• DOCUMENT SECTION
World J Gastroenterol. Sep 7, 2017; 23(33): 6016-6029
Published online Sep 7, 2017. doi: 10.3748/wjg.v23.i33.6016
Dextran sodium sulfate colitis murine model: An indispensable tool for advancing our understanding of inflammatory bowel diseases pathogenesis
Derrick D Eichele, Kusum K Kharbanda
Derrick D Eichele, Kusum K Kharbanda, Department of Internal Medicine, Nebraska Medical Center, Omaha, NE 68198, United States
Kusum K Kharbanda, Research Service, Veterans Affairs Nebraska-Western Iowa Health Care System, Omaha, NE 68105, United States
Kusum K Kharbanda, Department of Biochemistry and Molecular Biology, Nebraska Medical Center, Omaha, NE 68198, United States
Author contributions: Both authors equally contributed to this paper with conception, literature review, drafting and critical revision, editing, and approval of the final version.

• WHAT IS REQUIRED
Write out the part of the article header that begins at the words "World J Gastroenterol. Sep" and ends after "the final version.", swapping "Omaha" for "Lincoln" throughout.

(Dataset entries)

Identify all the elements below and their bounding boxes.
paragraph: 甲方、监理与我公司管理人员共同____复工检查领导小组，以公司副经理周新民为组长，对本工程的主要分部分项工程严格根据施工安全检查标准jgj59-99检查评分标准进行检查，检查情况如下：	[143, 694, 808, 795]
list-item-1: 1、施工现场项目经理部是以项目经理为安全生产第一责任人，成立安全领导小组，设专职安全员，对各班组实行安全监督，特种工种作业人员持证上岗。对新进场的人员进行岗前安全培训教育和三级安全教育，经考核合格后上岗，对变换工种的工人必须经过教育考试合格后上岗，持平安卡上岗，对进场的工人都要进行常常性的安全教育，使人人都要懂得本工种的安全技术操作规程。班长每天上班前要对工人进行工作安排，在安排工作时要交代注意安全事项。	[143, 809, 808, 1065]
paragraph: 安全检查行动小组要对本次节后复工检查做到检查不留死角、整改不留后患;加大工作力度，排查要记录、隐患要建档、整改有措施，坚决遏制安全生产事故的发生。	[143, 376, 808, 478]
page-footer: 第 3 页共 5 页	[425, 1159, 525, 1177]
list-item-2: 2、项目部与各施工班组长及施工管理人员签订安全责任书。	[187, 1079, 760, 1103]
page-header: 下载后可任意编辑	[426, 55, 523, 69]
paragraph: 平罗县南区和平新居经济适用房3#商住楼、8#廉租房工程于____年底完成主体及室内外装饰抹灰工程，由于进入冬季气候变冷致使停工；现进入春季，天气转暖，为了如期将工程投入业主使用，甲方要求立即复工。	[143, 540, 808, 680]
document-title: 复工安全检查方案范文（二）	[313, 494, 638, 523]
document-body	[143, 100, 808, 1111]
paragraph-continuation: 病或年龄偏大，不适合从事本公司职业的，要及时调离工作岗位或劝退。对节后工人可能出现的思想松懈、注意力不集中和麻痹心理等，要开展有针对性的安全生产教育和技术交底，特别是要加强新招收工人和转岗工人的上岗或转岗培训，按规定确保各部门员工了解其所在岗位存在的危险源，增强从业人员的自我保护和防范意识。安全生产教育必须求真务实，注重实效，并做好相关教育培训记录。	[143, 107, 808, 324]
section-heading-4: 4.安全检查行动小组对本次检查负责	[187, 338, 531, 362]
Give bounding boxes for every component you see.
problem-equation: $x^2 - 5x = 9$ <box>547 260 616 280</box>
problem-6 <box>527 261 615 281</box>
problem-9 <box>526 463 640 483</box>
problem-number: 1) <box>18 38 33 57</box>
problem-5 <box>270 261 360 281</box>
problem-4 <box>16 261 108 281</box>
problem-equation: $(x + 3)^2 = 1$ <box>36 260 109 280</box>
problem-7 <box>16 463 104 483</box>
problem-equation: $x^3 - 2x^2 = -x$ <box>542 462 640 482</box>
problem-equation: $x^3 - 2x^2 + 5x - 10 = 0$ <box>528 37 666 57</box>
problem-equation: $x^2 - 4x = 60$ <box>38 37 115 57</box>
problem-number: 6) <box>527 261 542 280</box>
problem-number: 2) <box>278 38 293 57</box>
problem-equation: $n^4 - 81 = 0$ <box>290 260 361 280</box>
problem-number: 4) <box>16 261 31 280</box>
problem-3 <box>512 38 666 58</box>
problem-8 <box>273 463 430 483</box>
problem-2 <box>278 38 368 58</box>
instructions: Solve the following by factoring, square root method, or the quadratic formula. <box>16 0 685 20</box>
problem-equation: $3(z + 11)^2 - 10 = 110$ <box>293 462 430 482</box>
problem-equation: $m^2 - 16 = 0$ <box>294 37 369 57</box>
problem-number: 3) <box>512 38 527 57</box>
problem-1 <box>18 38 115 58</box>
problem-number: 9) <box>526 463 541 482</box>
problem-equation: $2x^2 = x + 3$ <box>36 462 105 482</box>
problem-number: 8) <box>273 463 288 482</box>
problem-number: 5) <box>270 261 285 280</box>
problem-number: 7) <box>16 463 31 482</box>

• ANSWER TO THIS PROBLEM
World J Gastroenterol. Sep 7, 2017; 23(33): 6016-6029
Published online Sep 7, 2017. doi: 10.3748/wjg.v23.i33.6016
Dextran sodium sulfate colitis murine model: An indispensable tool for advancing our understanding of inflammatory bowel diseases pathogenesis
Derrick D Eichele, Kusum K Kharbanda
Derrick D Eichele, Kusum K Kharbanda, Department of Internal Medicine, Nebraska Medical Center, Lincoln, NE 68198, United States
Kusum K Kharbanda, Research Service, Veterans Affairs Nebraska-Western Iowa Health Care System, Lincoln, NE 68105, United States
Kusum K Kharbanda, Department of Biochemistry and Molecular Biology, Nebraska Medical Center, Lincoln, NE 68198, United States
Author contributions: Both authors equally contributed to this paper with conception, literature review, drafting and critical revision, editing, and approval of the final version.